THE PROBLEM: Reproduce the listing below word for word, leaving out any pictures.

## begin SUPPLIED DATA

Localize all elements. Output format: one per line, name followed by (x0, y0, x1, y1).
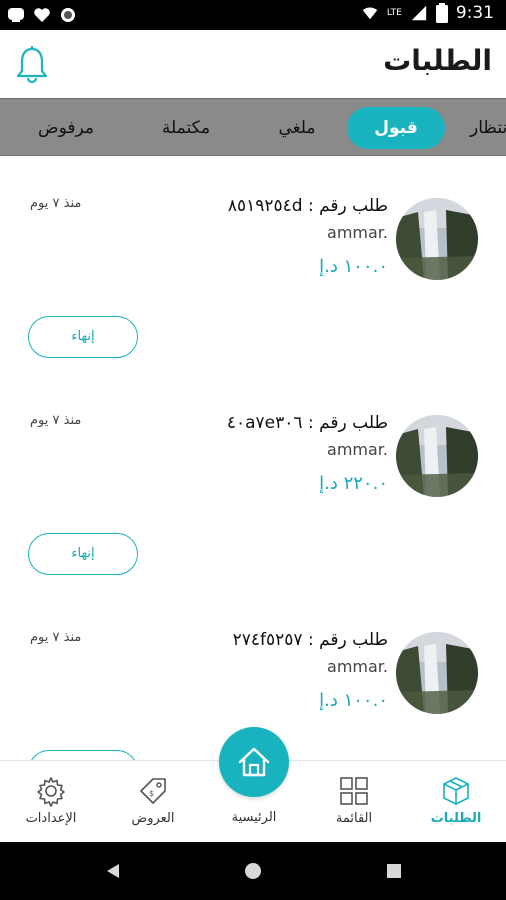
nav-offers-label: العروض (131, 811, 175, 826)
nav-settings[interactable]: الإعدادات (6, 775, 96, 826)
order-customer: ammar. (327, 223, 388, 242)
finish-order-button[interactable]: إنهاء (28, 533, 138, 575)
network-label: LTE (386, 8, 402, 18)
nav-offers[interactable]: $ العروض (108, 775, 198, 826)
order-customer: ammar. (327, 657, 388, 676)
grid-icon (340, 777, 368, 805)
nav-orders[interactable]: الطلبات (411, 775, 501, 826)
order-avatar (396, 415, 478, 497)
system-navigation-bar (0, 842, 506, 900)
notification-icon (8, 8, 24, 22)
battery-icon (435, 3, 448, 23)
tab-completed[interactable]: مكتملة (146, 107, 226, 149)
order-avatar (396, 632, 478, 714)
wifi-icon (362, 7, 378, 20)
bell-icon[interactable] (14, 44, 50, 84)
order-number: طلب رقم : ٢٧٤f٥٢٥٧ (232, 630, 388, 650)
order-card[interactable]: طلب رقم : ٤٠a٧e٣٠٦ ammar. ٢٢٠.٠ د.إ منذ … (0, 385, 506, 602)
nav-home-label: الرئيسية (231, 810, 277, 825)
order-time: منذ ٧ يوم (30, 413, 82, 428)
signal-icon (411, 5, 427, 21)
nav-menu[interactable]: القائمة (309, 775, 399, 826)
tab-cancelled[interactable]: ملغي (262, 107, 332, 149)
page-title: الطلبات (383, 44, 492, 77)
home-circle-icon[interactable] (244, 862, 262, 880)
gear-icon (37, 777, 65, 807)
status-bar: LTE 9:31 (0, 0, 506, 30)
nav-menu-label: القائمة (335, 811, 373, 826)
order-price: ١٠٠.٠ د.إ (319, 690, 388, 711)
recents-icon[interactable] (385, 862, 403, 880)
order-card[interactable]: طلب رقم : ٨٥١٩٢٥٤d ammar. ١٠٠.٠ د.إ منذ … (0, 168, 506, 385)
heart-icon (34, 8, 50, 22)
order-price: ٢٢٠.٠ د.إ (319, 473, 388, 494)
tab-pending[interactable]: انتظار (470, 107, 506, 149)
order-time: منذ ٧ يوم (30, 196, 82, 211)
order-number: طلب رقم : ٨٥١٩٢٥٤d (227, 196, 388, 216)
order-price: ١٠٠.٠ د.إ (319, 256, 388, 277)
tab-rejected[interactable]: مرفوض (26, 107, 106, 149)
price-tag-icon: $ (140, 778, 166, 804)
order-avatar (396, 198, 478, 280)
svg-text:$: $ (149, 789, 154, 798)
record-icon (61, 8, 75, 22)
finish-order-button[interactable]: إنهاء (28, 316, 138, 358)
home-icon (238, 747, 270, 777)
order-time: منذ ٧ يوم (30, 630, 82, 645)
nav-orders-label: الطلبات (430, 811, 482, 826)
order-customer: ammar. (327, 440, 388, 459)
status-tabs: مرفوض مكتملة ملغي قبول انتظار (0, 98, 506, 156)
tab-accepted[interactable]: قبول (347, 107, 445, 149)
order-number: طلب رقم : ٤٠a٧e٣٠٦ (226, 413, 388, 433)
box-icon (443, 777, 469, 805)
home-button[interactable] (219, 727, 289, 797)
nav-settings-label: الإعدادات (25, 811, 77, 826)
status-time: 9:31 (455, 3, 494, 23)
app-header: الطلبات (0, 30, 506, 98)
back-icon[interactable] (104, 862, 122, 880)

## end SUPPLIED DATA

TASK RESULT:
Localize all elements. Output format: one per line, name followed by (x0, y0, x1, y1).
nav-offers-label: العروض (131, 811, 175, 826)
nav-settings[interactable]: الإعدادات (6, 775, 96, 826)
order-customer: ammar. (327, 223, 388, 242)
finish-order-button[interactable]: إنهاء (28, 533, 138, 575)
network-label: LTE (386, 8, 402, 18)
nav-offers[interactable]: $ العروض (108, 775, 198, 826)
order-customer: ammar. (327, 657, 388, 676)
grid-icon (340, 777, 368, 805)
nav-orders[interactable]: الطلبات (411, 775, 501, 826)
order-avatar (396, 415, 478, 497)
system-navigation-bar (0, 842, 506, 900)
notification-icon (8, 8, 24, 22)
battery-icon (435, 3, 448, 23)
tab-completed[interactable]: مكتملة (146, 107, 226, 149)
order-avatar (396, 632, 478, 714)
wifi-icon (362, 7, 378, 20)
bell-icon[interactable] (14, 44, 50, 84)
order-number: طلب رقم : ٢٧٤f٥٢٥٧ (232, 630, 388, 650)
order-card[interactable]: طلب رقم : ٤٠a٧e٣٠٦ ammar. ٢٢٠.٠ د.إ منذ … (0, 385, 506, 602)
nav-home-label: الرئيسية (231, 810, 277, 825)
order-time: منذ ٧ يوم (30, 413, 82, 428)
signal-icon (411, 5, 427, 21)
nav-menu[interactable]: القائمة (309, 775, 399, 826)
tab-cancelled[interactable]: ملغي (262, 107, 332, 149)
page-title: الطلبات (383, 44, 492, 77)
home-circle-icon[interactable] (244, 862, 262, 880)
gear-icon (37, 777, 65, 807)
status-bar: LTE 9:31 (0, 0, 506, 30)
nav-menu-label: القائمة (335, 811, 373, 826)
order-price: ١٠٠.٠ د.إ (319, 690, 388, 711)
recents-icon[interactable] (385, 862, 403, 880)
order-card[interactable]: طلب رقم : ٨٥١٩٢٥٤d ammar. ١٠٠.٠ د.إ منذ … (0, 168, 506, 385)
heart-icon (34, 8, 50, 22)
order-price: ٢٢٠.٠ د.إ (319, 473, 388, 494)
tab-pending[interactable]: انتظار (470, 107, 506, 149)
order-time: منذ ٧ يوم (30, 196, 82, 211)
order-number: طلب رقم : ٨٥١٩٢٥٤d (227, 196, 388, 216)
order-price: ١٠٠.٠ د.إ (319, 256, 388, 277)
tab-rejected[interactable]: مرفوض (26, 107, 106, 149)
price-tag-icon: $ (140, 778, 166, 804)
order-avatar (396, 198, 478, 280)
svg-text:$: $ (149, 789, 154, 798)
record-icon (61, 8, 75, 22)
finish-order-button[interactable]: إنهاء (28, 316, 138, 358)
home-icon (238, 747, 270, 777)
order-time: منذ ٧ يوم (30, 630, 82, 645)
nav-orders-label: الطلبات (430, 811, 482, 826)
order-customer: ammar. (327, 440, 388, 459)
status-tabs: مرفوض مكتملة ملغي قبول انتظار (0, 98, 506, 156)
tab-accepted[interactable]: قبول (347, 107, 445, 149)
order-number: طلب رقم : ٤٠a٧e٣٠٦ (226, 413, 388, 433)
box-icon (443, 777, 469, 805)
home-button[interactable] (219, 727, 289, 797)
nav-settings-label: الإعدادات (25, 811, 77, 826)
status-time: 9:31 (455, 3, 494, 23)
app-header: الطلبات (0, 30, 506, 98)
back-icon[interactable] (104, 862, 122, 880)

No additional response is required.